**EXERCISE AIM**
Collect every line below that contains the word "spectrogram".

**RECORDED DATA**
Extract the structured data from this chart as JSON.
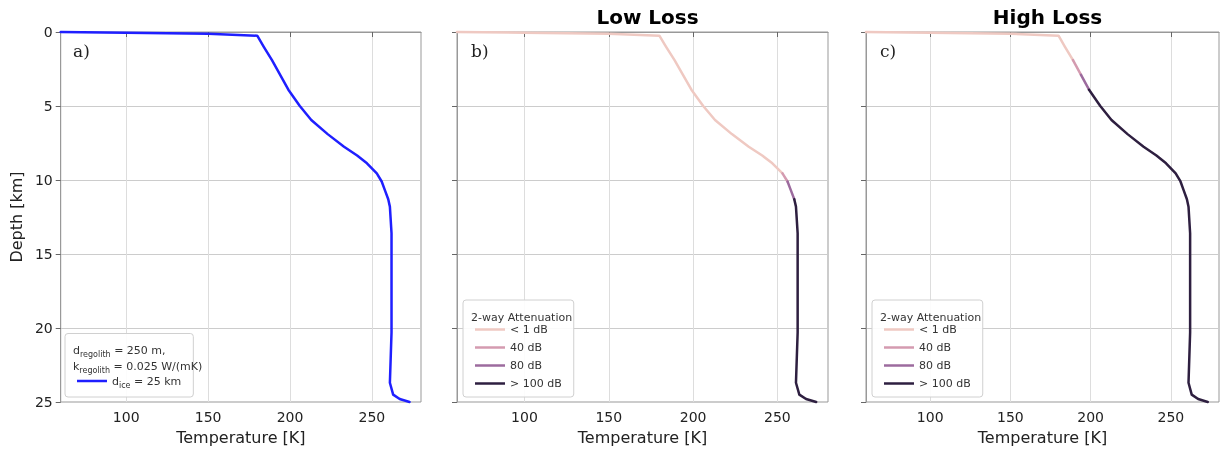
{
  "chart_data": [
    {
      "type": "line",
      "xlabel": "Temperature [K]",
      "ylabel": "Depth [km]",
      "legend_title": "d$_{regolith}$ = 250 m, k$_{regolith}$ = 0.025 W/(mK)",
      "annotations": [
        "a)"
      ],
      "xlim": [
        60,
        280
      ],
      "xticks": [
        100,
        150,
        200,
        250
      ],
      "ylim": [
        25,
        0
      ],
      "yticks": [
        0,
        5,
        10,
        15,
        20,
        25
      ],
      "grid": true,
      "legend": "bottom left",
      "marker": "none",
      "line_style": "solid",
      "series": [
        {
          "name": "d$_{ice}$ = 25 km",
          "color": "#1f1fff",
          "x": [
            60,
            100,
            150,
            180,
            184,
            189,
            194,
            199,
            206,
            213,
            223,
            233,
            241,
            247,
            253,
            256,
            258,
            260,
            261,
            262,
            262,
            261,
            263,
            267,
            273
          ],
          "values": [
            0,
            0.05,
            0.12,
            0.25,
            1,
            1.9,
            2.9,
            3.9,
            5,
            5.95,
            6.9,
            7.75,
            8.35,
            8.87,
            9.55,
            10.1,
            10.7,
            11.3,
            11.8,
            13.6,
            20.3,
            23.7,
            24.5,
            24.8,
            25
          ]
        }
      ]
    },
    {
      "type": "line",
      "title": "Low Loss",
      "xlabel": "Temperature [K]",
      "legend_title": "2-way Attenuation",
      "annotations": [
        "b)"
      ],
      "xlim": [
        60,
        280
      ],
      "xticks": [
        100,
        150,
        200,
        250
      ],
      "ylim": [
        25,
        0
      ],
      "yticks": [
        0,
        5,
        10,
        15,
        20,
        25
      ],
      "tick_labels": "x",
      "grid": true,
      "legend": "bottom left",
      "marker": "none",
      "line_style": "solid",
      "series": [
        {
          "name": "< 1 dB",
          "color": "#efc9c2",
          "x": [
            60,
            100,
            150,
            180,
            184,
            189,
            194,
            199,
            206,
            213,
            223,
            233,
            241,
            247,
            253
          ],
          "values": [
            0,
            0.05,
            0.12,
            0.25,
            1,
            1.9,
            2.9,
            3.9,
            5,
            5.95,
            6.9,
            7.75,
            8.35,
            8.87,
            9.55
          ]
        },
        {
          "name": "40 dB",
          "color": "#d49bb0",
          "x": [
            253,
            256
          ],
          "values": [
            9.55,
            10.1
          ]
        },
        {
          "name": "80 dB",
          "color": "#9c6b9e",
          "x": [
            256,
            258,
            260
          ],
          "values": [
            10.1,
            10.7,
            11.3
          ]
        },
        {
          "name": "> 100 dB",
          "color": "#2e1f40",
          "x": [
            260,
            261,
            262,
            262,
            261,
            263,
            267,
            273
          ],
          "values": [
            11.3,
            11.8,
            13.6,
            20.3,
            23.7,
            24.5,
            24.8,
            25
          ]
        }
      ]
    },
    {
      "type": "line",
      "title": "High Loss",
      "xlabel": "Temperature [K]",
      "legend_title": "2-way Attenuation",
      "annotations": [
        "c)"
      ],
      "xlim": [
        60,
        280
      ],
      "xticks": [
        100,
        150,
        200,
        250
      ],
      "ylim": [
        25,
        0
      ],
      "yticks": [
        0,
        5,
        10,
        15,
        20,
        25
      ],
      "tick_labels": "x",
      "grid": true,
      "legend": "bottom left",
      "marker": "none",
      "line_style": "solid",
      "series": [
        {
          "name": "< 1 dB",
          "color": "#efc9c2",
          "x": [
            60,
            100,
            150,
            180,
            184,
            189
          ],
          "values": [
            0,
            0.05,
            0.12,
            0.25,
            1,
            1.9
          ]
        },
        {
          "name": "40 dB",
          "color": "#d49bb0",
          "x": [
            189,
            194
          ],
          "values": [
            1.9,
            2.9
          ]
        },
        {
          "name": "80 dB",
          "color": "#9c6b9e",
          "x": [
            194,
            199
          ],
          "values": [
            2.9,
            3.9
          ]
        },
        {
          "name": "> 100 dB",
          "color": "#2e1f40",
          "x": [
            199,
            206,
            213,
            223,
            233,
            241,
            247,
            253,
            256,
            258,
            260,
            261,
            262,
            262,
            261,
            263,
            267,
            273
          ],
          "values": [
            3.9,
            5,
            5.95,
            6.9,
            7.75,
            8.35,
            8.87,
            9.55,
            10.1,
            10.7,
            11.3,
            11.8,
            13.6,
            20.3,
            23.7,
            24.5,
            24.8,
            25
          ]
        }
      ]
    }
  ]
}
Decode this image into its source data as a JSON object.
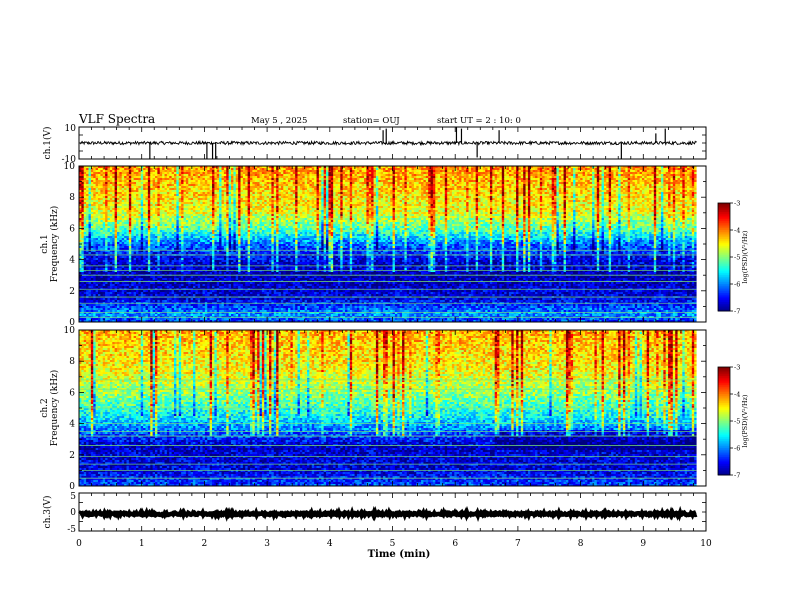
{
  "header": {
    "title": "VLF Spectra",
    "date": "May 5 , 2025",
    "station": "station= OUJ",
    "start": "start UT = 2 : 10: 0"
  },
  "chart_data": {
    "type": "heatmap",
    "x": {
      "label": "Time (min)",
      "range": [
        0,
        10
      ],
      "ticks": [
        "0",
        "1",
        "2",
        "3",
        "4",
        "5",
        "6",
        "7",
        "8",
        "9",
        "10"
      ],
      "data_end": 9.85
    },
    "panels": [
      {
        "id": "ch1-waveform",
        "type": "line",
        "ylabel": "ch.1(V)",
        "ylim": [
          -10,
          10
        ],
        "ytick_labels": [
          "10",
          "-10"
        ],
        "baseline": 0,
        "noise_amplitude": 1.0,
        "spikes": [
          {
            "t": 1.13,
            "v": -10
          },
          {
            "t": 2.04,
            "v": -10
          },
          {
            "t": 2.13,
            "v": -10
          },
          {
            "t": 2.18,
            "v": -10
          },
          {
            "t": 4.85,
            "v": 8
          },
          {
            "t": 4.9,
            "v": 9
          },
          {
            "t": 6.02,
            "v": 10
          },
          {
            "t": 6.1,
            "v": 9
          },
          {
            "t": 6.35,
            "v": -9
          },
          {
            "t": 6.7,
            "v": 8
          },
          {
            "t": 8.65,
            "v": -10
          },
          {
            "t": 9.2,
            "v": 6
          },
          {
            "t": 9.35,
            "v": 9
          }
        ]
      },
      {
        "id": "ch1-spectrogram",
        "type": "heatmap",
        "ylabel": "ch.1",
        "ylabel2": "Frequency (kHz)",
        "ylim": [
          0,
          10
        ],
        "ytick_labels": [
          "0",
          "2",
          "4",
          "6",
          "8",
          "10"
        ],
        "colorbar": {
          "label": "log(PSD)(V²/Hz)",
          "range": [
            -7,
            -3
          ],
          "tick_labels": [
            "-3",
            "-4",
            "-5",
            "-6",
            "-7"
          ]
        },
        "level_profile": [
          {
            "f": 0.0,
            "v": -6.3
          },
          {
            "f": 0.5,
            "v": -5.9
          },
          {
            "f": 1.5,
            "v": -6.6
          },
          {
            "f": 3.0,
            "v": -6.8
          },
          {
            "f": 4.0,
            "v": -6.6
          },
          {
            "f": 5.0,
            "v": -6.1
          },
          {
            "f": 5.8,
            "v": -5.3
          },
          {
            "f": 7.0,
            "v": -4.6
          },
          {
            "f": 10.0,
            "v": -4.1
          }
        ],
        "line_frequencies_khz": [
          0.3,
          0.6,
          1.2,
          1.6,
          2.1,
          2.6,
          3.0,
          3.3,
          3.6,
          4.3,
          4.6
        ]
      },
      {
        "id": "ch2-spectrogram",
        "type": "heatmap",
        "ylabel": "ch.2",
        "ylabel2": "Frequency (kHz)",
        "ylim": [
          0,
          10
        ],
        "ytick_labels": [
          "0",
          "2",
          "4",
          "6",
          "8",
          "10"
        ],
        "colorbar": {
          "label": "log(PSD)(V²/Hz)",
          "range": [
            -7,
            -3
          ],
          "tick_labels": [
            "-3",
            "-4",
            "-5",
            "-6",
            "-7"
          ]
        },
        "level_profile": [
          {
            "f": 0.0,
            "v": -6.2
          },
          {
            "f": 1.0,
            "v": -6.6
          },
          {
            "f": 2.5,
            "v": -6.7
          },
          {
            "f": 3.5,
            "v": -6.1
          },
          {
            "f": 4.5,
            "v": -5.5
          },
          {
            "f": 6.0,
            "v": -4.9
          },
          {
            "f": 7.5,
            "v": -4.5
          },
          {
            "f": 10.0,
            "v": -4.2
          }
        ],
        "line_frequencies_khz": [
          0.5,
          1.0,
          1.4,
          1.9,
          2.6,
          3.2,
          3.5,
          4.0,
          5.0,
          6.2,
          6.8
        ]
      },
      {
        "id": "ch3-waveform",
        "type": "line",
        "ylabel": "ch.3(V)",
        "ylim": [
          -5,
          5
        ],
        "ytick_labels": [
          "5",
          "0",
          "-5"
        ],
        "baseline": -0.5,
        "noise_amplitude": 0.3
      }
    ]
  }
}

**WRITTEN SOLUTION**
        "id": "ch1-spectrogram",
        "id": "ch2-spectrogram",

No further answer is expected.